SELECTED PASSAGE:
## begin

In Garcia v. S.U.N.Y. Health Sciences Center of Brooklyn, 280 F.3d 98, 112 (2d Cir. 2001), the Second Circuit held that sovereign immunity would not protect a state or state agencies from private suits for money damages under Title II of the ADA as long as "the plaintiff can establish that the Title II violation was motivated by either discriminatory animus or ill will due to disability." 280 F.3d at 112. However, in light of the Supreme Court's holding in Georgia, "[i]t is unclear whether Garcia's requirement of establishing animus or ill will to abrogate a state's Eleventh Amendment immunity remains." Scalercio-Isenberg v. Port Auth. of N.Y., No. 16-CV-8494, 2018 WL 1633767, *8 n.13 (S.D.N.Y. Mar. 31, 2018) (citations omitted); see also Olson v. State of New York, No. 04-CV-419, 2007 WL 1029021, at *7 (E.D.N.Y. Mar. 30, 2007) ("The Second Circuit, moreover, has yet to address the fate of Garcia in the wake of Lane and Georgia, even though district courts in this Circuit have adopted divergent positions as to whether Georgia has been abrogated." (citations omitted)). Many courts in the Second Circuit have used the discriminatory animus or ill will test laid out in Garcia to inform its analysis of the third clause of the Georgia test, whether "misconduct [that] violated Title II but did not violate the Fourteenth Amendment" could still fall within "Congress's purported abrogation of sovereign immunity." Georgia, 546 U.S. at 159; see Olson, 2007 WL 1029021, at *7 (collecting cases).

Here, Plaintiff has alleged that he suffers from severe lumbar pain and needs a cane to walk anything "more than short distances," plausibly alleging his eligibility for Title II protection. (TAC ¶ 4.) Plaintiff's claims that he could not access Jummah prayers at Greene plausibly allege that, due to his disabilities, he was unable to access prayer services that other, non-disabled inmates could access. (Id. ¶ 52.) For the Otisville and Wallkill-related claims, Plaintiff alleged that, due to his inability to navigate the prison campus, Plaintiff was not given "meaningful access" to "services, programs, and activities" that other inmates could access. (Id. ¶ 57-59.) This included access to college courses and a vocational training program. (See id.) This plausibly alleges that Plaintiff was "treated differently because of his . . . disability." See Elbert, 751 F. Supp. 2d at 595. Whether the relocation of Jummah services to the visiting room on the South Side at Greene or the (allegedly faulty) bus access at Otisville constituted "reasonable accommodations" cannot be established on the pleadings alone and are better suited for resolution on the basis of a more developed record. See Wright v. N.Y. Dep't of Corrs., 831 F.3d 64, 73-76 (2d Cir. 2016) (holding that the question of whether a mobility program was reasonable and whether it functioned as intended were questions of facts to be determined at trial). Therefore, the Plaintiff has plausibly alleged claims under the Rehabilitation Act.

Defendants have not contested that Plaintiff has plausibly alleged his disability status. (See generally Defs.' Mem.)

## end

RECORDS SUPPLIED:
## begin

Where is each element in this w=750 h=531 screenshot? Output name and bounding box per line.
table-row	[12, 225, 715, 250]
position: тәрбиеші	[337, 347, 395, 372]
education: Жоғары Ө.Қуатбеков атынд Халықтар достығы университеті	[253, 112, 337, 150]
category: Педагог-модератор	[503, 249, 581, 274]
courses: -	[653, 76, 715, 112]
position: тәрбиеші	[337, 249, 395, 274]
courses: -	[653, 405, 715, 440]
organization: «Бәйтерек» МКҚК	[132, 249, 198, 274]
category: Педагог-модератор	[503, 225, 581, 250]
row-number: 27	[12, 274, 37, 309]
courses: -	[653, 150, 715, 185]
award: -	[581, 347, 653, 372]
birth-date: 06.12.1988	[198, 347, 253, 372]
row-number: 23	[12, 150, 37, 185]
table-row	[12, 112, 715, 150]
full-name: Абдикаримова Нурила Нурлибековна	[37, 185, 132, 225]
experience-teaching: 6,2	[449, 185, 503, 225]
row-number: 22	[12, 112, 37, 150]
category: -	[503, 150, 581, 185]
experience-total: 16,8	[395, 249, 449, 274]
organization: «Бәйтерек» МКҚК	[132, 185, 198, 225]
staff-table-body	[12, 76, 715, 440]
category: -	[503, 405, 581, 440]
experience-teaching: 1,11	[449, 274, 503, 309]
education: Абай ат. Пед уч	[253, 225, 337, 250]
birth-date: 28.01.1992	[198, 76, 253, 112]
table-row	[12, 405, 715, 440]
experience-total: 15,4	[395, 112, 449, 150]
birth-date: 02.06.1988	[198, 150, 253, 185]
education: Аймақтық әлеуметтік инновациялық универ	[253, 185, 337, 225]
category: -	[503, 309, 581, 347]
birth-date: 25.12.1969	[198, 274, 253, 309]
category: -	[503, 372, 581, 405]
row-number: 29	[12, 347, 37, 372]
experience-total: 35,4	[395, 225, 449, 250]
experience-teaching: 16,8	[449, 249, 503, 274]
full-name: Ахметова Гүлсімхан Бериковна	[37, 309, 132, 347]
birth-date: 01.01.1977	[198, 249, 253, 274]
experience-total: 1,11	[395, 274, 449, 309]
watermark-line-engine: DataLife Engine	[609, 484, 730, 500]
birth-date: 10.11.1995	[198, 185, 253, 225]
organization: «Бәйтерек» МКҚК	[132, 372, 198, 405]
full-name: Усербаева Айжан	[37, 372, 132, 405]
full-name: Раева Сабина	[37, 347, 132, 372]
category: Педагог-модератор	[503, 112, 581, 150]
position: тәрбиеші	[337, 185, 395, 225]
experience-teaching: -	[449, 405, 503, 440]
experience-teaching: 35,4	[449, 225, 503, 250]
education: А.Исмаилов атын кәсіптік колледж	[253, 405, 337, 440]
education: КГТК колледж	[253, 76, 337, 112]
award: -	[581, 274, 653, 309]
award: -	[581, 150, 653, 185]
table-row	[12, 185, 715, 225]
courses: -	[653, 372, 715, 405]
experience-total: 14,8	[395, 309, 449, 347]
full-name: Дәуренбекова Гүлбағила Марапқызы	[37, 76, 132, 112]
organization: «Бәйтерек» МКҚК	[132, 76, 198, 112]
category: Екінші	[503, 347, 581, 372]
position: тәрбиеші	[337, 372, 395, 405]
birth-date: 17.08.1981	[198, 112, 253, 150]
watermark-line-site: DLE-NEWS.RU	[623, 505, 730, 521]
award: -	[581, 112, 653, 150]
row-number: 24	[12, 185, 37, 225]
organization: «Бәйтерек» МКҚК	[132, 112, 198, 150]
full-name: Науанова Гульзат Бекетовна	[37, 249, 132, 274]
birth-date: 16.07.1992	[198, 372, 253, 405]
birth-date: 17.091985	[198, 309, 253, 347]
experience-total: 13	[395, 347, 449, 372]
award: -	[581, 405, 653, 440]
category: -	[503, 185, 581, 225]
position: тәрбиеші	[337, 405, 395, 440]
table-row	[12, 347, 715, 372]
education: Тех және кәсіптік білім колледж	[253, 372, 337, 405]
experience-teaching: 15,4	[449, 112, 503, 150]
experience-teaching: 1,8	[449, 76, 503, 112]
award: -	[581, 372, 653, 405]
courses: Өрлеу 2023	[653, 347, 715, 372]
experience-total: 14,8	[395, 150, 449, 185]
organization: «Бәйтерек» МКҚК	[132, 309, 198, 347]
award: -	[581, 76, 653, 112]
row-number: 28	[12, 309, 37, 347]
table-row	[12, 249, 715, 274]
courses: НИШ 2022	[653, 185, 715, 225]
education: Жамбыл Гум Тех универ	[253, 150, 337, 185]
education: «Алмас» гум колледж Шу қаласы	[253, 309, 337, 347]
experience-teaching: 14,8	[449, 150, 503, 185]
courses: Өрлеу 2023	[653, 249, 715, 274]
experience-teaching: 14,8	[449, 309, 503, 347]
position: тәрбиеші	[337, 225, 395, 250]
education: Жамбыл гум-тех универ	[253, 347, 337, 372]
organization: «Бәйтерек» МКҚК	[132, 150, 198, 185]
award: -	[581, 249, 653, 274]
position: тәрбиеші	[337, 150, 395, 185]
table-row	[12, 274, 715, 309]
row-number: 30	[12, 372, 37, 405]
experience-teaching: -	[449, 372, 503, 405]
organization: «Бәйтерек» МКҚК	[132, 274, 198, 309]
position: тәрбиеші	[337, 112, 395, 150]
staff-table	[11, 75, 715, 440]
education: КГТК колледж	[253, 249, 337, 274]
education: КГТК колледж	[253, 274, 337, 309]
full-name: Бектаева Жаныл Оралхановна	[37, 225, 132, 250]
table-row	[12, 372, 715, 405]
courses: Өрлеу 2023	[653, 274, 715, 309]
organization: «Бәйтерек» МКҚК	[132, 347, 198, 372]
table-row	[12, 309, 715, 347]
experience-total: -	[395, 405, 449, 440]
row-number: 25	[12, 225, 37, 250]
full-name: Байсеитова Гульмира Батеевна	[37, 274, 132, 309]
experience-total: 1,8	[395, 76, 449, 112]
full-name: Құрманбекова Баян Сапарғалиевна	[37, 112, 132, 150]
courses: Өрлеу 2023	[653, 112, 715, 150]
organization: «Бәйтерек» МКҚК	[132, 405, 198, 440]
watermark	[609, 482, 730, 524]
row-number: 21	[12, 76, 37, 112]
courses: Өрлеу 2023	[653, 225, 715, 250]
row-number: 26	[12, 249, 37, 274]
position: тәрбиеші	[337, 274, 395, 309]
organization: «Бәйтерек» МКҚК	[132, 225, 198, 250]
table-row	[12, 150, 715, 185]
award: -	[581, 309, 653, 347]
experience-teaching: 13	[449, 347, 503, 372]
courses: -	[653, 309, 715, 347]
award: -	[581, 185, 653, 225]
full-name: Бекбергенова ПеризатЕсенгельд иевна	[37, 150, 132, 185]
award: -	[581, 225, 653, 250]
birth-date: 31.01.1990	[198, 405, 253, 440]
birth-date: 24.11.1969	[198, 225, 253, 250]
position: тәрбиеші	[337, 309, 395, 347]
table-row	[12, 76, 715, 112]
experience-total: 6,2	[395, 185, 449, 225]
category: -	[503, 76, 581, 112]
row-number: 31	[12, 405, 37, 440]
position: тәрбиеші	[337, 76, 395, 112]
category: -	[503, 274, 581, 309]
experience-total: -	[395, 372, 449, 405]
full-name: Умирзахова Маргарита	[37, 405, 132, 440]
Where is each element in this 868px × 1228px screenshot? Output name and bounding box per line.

## end
## begin

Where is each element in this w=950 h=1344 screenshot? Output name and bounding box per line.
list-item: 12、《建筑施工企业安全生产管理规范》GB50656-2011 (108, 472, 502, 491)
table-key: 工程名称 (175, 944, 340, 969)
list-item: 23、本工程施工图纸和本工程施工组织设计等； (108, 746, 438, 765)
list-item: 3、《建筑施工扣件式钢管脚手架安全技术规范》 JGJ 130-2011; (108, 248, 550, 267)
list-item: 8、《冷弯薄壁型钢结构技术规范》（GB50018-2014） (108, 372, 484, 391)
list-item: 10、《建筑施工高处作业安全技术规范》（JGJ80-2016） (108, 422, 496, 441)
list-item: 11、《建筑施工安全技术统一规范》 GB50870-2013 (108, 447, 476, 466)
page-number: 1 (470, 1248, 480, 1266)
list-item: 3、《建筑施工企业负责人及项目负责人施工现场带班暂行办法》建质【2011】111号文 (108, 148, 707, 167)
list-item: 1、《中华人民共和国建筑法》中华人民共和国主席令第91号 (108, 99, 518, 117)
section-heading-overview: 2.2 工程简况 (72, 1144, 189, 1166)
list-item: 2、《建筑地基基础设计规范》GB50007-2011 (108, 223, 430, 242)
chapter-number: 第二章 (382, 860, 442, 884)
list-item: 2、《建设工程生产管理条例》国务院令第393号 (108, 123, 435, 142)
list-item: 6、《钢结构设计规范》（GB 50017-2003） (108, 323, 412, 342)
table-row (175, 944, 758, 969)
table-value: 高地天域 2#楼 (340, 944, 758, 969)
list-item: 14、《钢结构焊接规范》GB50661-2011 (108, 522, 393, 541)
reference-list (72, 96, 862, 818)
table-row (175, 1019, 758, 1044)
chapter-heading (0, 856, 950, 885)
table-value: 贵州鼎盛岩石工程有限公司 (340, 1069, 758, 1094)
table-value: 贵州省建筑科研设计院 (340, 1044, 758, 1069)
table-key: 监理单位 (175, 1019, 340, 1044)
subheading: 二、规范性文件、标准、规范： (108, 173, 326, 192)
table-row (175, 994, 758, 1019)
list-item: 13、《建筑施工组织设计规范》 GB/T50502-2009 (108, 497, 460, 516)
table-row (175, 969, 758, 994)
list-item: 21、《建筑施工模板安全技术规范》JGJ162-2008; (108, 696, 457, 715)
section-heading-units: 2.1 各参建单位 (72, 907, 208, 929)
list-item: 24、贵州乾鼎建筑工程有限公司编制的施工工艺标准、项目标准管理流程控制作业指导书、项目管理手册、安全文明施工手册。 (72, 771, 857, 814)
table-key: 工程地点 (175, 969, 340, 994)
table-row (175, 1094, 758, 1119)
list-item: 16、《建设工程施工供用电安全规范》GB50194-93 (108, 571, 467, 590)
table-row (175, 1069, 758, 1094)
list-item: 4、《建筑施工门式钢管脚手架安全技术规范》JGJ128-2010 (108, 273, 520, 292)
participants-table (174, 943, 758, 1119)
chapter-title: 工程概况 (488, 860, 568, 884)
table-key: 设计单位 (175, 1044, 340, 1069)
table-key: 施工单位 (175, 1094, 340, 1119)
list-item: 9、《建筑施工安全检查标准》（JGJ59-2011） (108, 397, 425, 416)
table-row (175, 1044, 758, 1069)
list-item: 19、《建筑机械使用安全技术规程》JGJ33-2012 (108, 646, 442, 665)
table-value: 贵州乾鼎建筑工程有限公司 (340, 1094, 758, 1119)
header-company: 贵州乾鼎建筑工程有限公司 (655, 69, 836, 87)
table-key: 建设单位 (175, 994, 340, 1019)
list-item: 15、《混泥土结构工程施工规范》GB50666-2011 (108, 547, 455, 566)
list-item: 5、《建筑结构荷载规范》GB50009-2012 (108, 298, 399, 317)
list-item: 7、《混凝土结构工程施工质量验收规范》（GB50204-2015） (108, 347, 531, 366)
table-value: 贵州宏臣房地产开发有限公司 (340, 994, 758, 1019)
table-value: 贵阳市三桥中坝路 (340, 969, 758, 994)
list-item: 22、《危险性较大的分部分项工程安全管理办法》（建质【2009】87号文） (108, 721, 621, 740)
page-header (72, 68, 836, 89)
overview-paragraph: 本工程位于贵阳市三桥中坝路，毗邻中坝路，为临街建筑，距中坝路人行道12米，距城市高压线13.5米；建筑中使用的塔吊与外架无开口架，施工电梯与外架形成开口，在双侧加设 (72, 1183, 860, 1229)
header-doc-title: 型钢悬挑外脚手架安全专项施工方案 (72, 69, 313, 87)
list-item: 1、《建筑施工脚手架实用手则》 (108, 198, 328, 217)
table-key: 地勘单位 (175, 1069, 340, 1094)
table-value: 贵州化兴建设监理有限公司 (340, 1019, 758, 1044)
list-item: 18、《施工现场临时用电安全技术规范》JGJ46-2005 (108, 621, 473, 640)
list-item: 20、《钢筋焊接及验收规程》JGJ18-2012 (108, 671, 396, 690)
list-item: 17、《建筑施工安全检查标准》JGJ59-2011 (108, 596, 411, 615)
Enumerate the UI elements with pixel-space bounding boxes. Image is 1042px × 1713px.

## end

SET OF TASKS:
a) From the court opinion excerpt, list every case cited with a caption that names both parties.
b) Answer these questions from the court opinion excerpt, one line each:
(i) For what does Plaintiff need a cane?
(ii) To what was Plaintiff allegedly denied access at Otisville and Wallkill?
(iii) Where were Jummah services relocated at Greene?
c) Resume the court opinion excerpt on disability claims after its final sentence.

RESULTS OF THE TASKS:
a)
Garcia v. S.U.N.Y. Health Sciences Center of Brooklyn
Scalercio-Isenberg v. Port Auth. of N.Y.
Olson v. State of New York
Wright v. N.Y. Dep't of Corrs.

b)
(i) To walk anything "more than short distances."
(ii) College courses and a vocational training program.
(iii) The visiting room on the South Side.

c)
Next, Plaintiff's allegations regarding ADA-based discrimination must face the question of sovereign immunity. Regarding Plaintiff's ADA claims at Otisville and Wallkill, Plaintiff only alleges that he was denied access to certain "prison services, programs, and activities." (TAC ¶ 57; see also id. ¶ 59.) Although this may be a violation of Title II, there is no allegation suggesting that an underlying constitutional right was violated. Therefore, sovereign immunity cannot be abrogated on those grounds. Georgia also permits abrogation of sovereign immunity where a plaintiff alleges "misconduct [that] violated Title II but did not violate the Fourteenth Amendment" if a court determines that "Congress's purported abrogation of sovereign immunity as to that class of conduct is nevertheless valid." 546 U.S. at 159. As discussed, courts in this Circuit have interpreted this to mean that abrogation may "nevertheless [be] valid" pursuant to Georgia if there are plausible allegations of "animus" or "ill will," as defined by the Second Circuit in Garcia. Garcia, 280 F.3d at 111-12 (requiring a showing of "irrational prejudice" or actions "wholly lacking a legitimate government interest" (citation omitted)). However, here, no such plausible allegations exist. Plaintiff alleges no facts indicative of animus at Wallkill at all. (See TAC ¶¶ 58-59.) As to Otisville, Plaintiff alleges that officials even attempted to accommodate his disability by providing a bus pass. (See id. ¶ 57.) Because the TAC contains no plausible allegations of animus, Plaintiff's claims must be dismissed on sovereign immunity grounds. See Sharif v. Coombe, 655 F. Supp. 2d 274, 305 (S.D.N.Y. 2013) (holding that providing accommodations, even if imperfect, "is not behavior consistent with a harboring of animus or ill will toward disabled inmates"); Nails v. Laplante, 596 F. Supp. 2d 475, 481-82 (D. Conn. 2009) (dismissing case where plaintiff "does not include any non-conclusory allegations of discriminatory animus or ill will based on his disability").

At Greene, where Plaintiff was allegedly unable to access the location of Jummah prayer services due to his disability, the ADA claim pertains to an alleged underlying violation of Plaintiff's First Amendment rights, pursuant to the Free Exercise clause. Like in Degrafinreid, in which the plaintiff alleged an Eighth Amendment violation, Plaintiff here has alleged the violation of a fundamental constitutional right "incorporated against the states through the Fourteenth Amendment." See Degrafinreid, 417 F. Supp. 2d at 413. Accordingly, as to the Greene-related events, DOCCS is not shielded by sovereign immunity.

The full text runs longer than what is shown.